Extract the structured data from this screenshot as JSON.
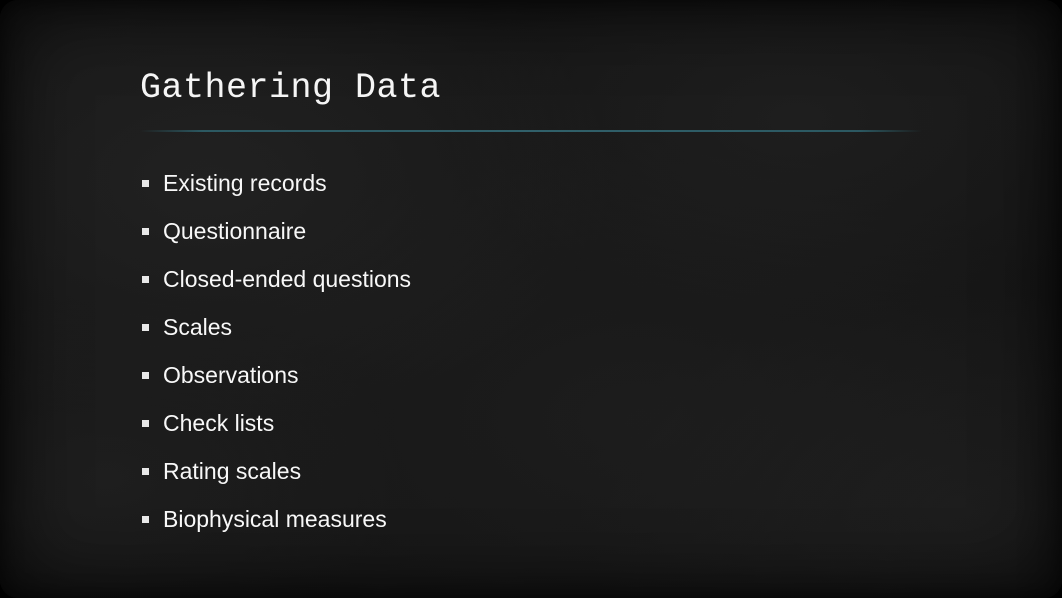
{
  "slide": {
    "title": "Gathering Data",
    "title_font": "monospace",
    "title_fontsize": 35,
    "title_color": "#f5f5f5",
    "divider_color": "#2d5f69",
    "background_base": "#161616",
    "text_color": "#f8f8f8",
    "bullet_fontsize": 23,
    "bullet_marker_color": "#e8e8e8",
    "bullet_marker_size": 7,
    "border_radius": 18,
    "items": [
      "Existing records",
      "Questionnaire",
      "Closed-ended questions",
      "Scales",
      "Observations",
      "Check lists",
      "Rating scales",
      "Biophysical measures"
    ]
  }
}
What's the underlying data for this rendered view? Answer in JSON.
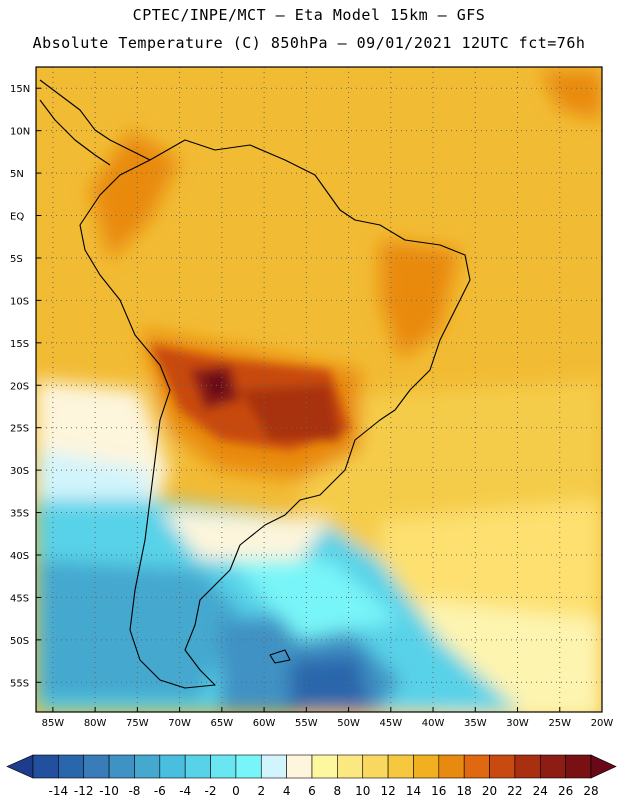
{
  "title": {
    "line1": "CPTEC/INPE/MCT –  Eta Model 15km – GFS",
    "line2": "Absolute Temperature (C) 850hPa – 09/01/2021 12UTC fct=76h"
  },
  "axes": {
    "lat_labels": [
      "15N",
      "10N",
      "5N",
      "EQ",
      "5S",
      "10S",
      "15S",
      "20S",
      "25S",
      "30S",
      "35S",
      "40S",
      "45S",
      "50S",
      "55S"
    ],
    "lat_values": [
      15,
      10,
      5,
      0,
      -5,
      -10,
      -15,
      -20,
      -25,
      -30,
      -35,
      -40,
      -45,
      -50,
      -55
    ],
    "lon_labels": [
      "85W",
      "80W",
      "75W",
      "70W",
      "65W",
      "60W",
      "55W",
      "50W",
      "45W",
      "40W",
      "35W",
      "30W",
      "25W",
      "20W"
    ],
    "lon_values": [
      -85,
      -80,
      -75,
      -70,
      -65,
      -60,
      -55,
      -50,
      -45,
      -40,
      -35,
      -30,
      -25,
      -20
    ]
  },
  "colorbar": {
    "labels": [
      "-14",
      "-12",
      "-10",
      "-8",
      "-6",
      "-4",
      "-2",
      "0",
      "2",
      "4",
      "6",
      "8",
      "10",
      "12",
      "14",
      "16",
      "18",
      "20",
      "22",
      "24",
      "26",
      "28"
    ],
    "colors": [
      "#1e3c8c",
      "#23509c",
      "#2a66ac",
      "#3a7cba",
      "#3f92c4",
      "#44a8cf",
      "#4abede",
      "#58d2e8",
      "#6ae6f2",
      "#78f5f8",
      "#d2f4fc",
      "#fdf5dc",
      "#fdf8a0",
      "#fce880",
      "#f9d860",
      "#f5c840",
      "#f0b020",
      "#e98a10",
      "#e06810",
      "#c84a10",
      "#a83010",
      "#8c1c14",
      "#781014",
      "#680818"
    ]
  },
  "colors": {
    "frame": "#000000",
    "grid": "#666666",
    "coast": "#000000"
  }
}
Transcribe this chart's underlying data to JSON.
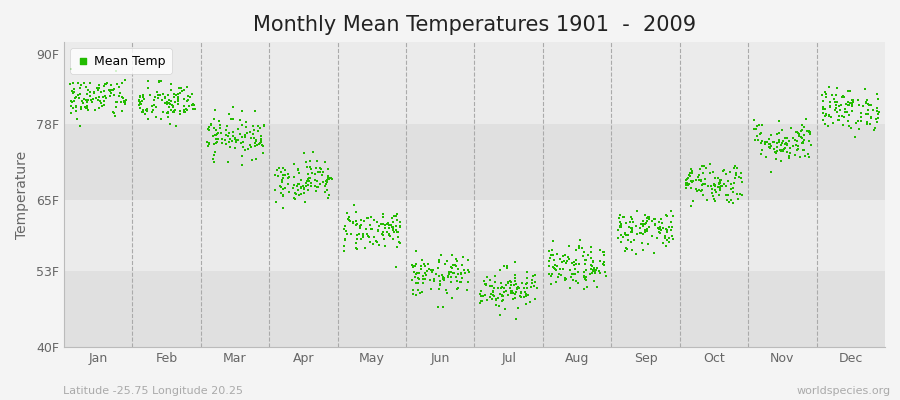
{
  "title": "Monthly Mean Temperatures 1901  -  2009",
  "ylabel": "Temperature",
  "yticks": [
    40,
    53,
    65,
    78,
    90
  ],
  "ytick_labels": [
    "40F",
    "53F",
    "65F",
    "78F",
    "90F"
  ],
  "ylim": [
    40,
    92
  ],
  "dot_color": "#22BB00",
  "dot_size": 3,
  "background_color": "#f4f4f4",
  "plot_bg_color": "#ebebeb",
  "footer_left": "Latitude -25.75 Longitude 20.25",
  "footer_right": "worldspecies.org",
  "legend_label": "Mean Temp",
  "months": [
    "Jan",
    "Feb",
    "Mar",
    "Apr",
    "May",
    "Jun",
    "Jul",
    "Aug",
    "Sep",
    "Oct",
    "Nov",
    "Dec"
  ],
  "mean_temps_f": [
    82.5,
    81.5,
    76.0,
    68.5,
    60.0,
    52.0,
    50.0,
    53.5,
    60.0,
    68.0,
    75.0,
    80.5
  ],
  "std_temps": [
    1.8,
    1.8,
    1.8,
    1.8,
    1.8,
    1.8,
    1.8,
    1.8,
    1.8,
    1.8,
    1.8,
    1.8
  ],
  "n_years": 109,
  "seed": 42,
  "title_fontsize": 15,
  "label_fontsize": 10,
  "tick_fontsize": 9,
  "footer_fontsize": 8
}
□ □ □
> What you need to do
Return each line that includes "JSON".

> Correct response
Extract the structured data from this screenshot as JSON.
What's the underlying data for this rendered view? Answer in JSON.
Transcribe this chart's underlying data to JSON.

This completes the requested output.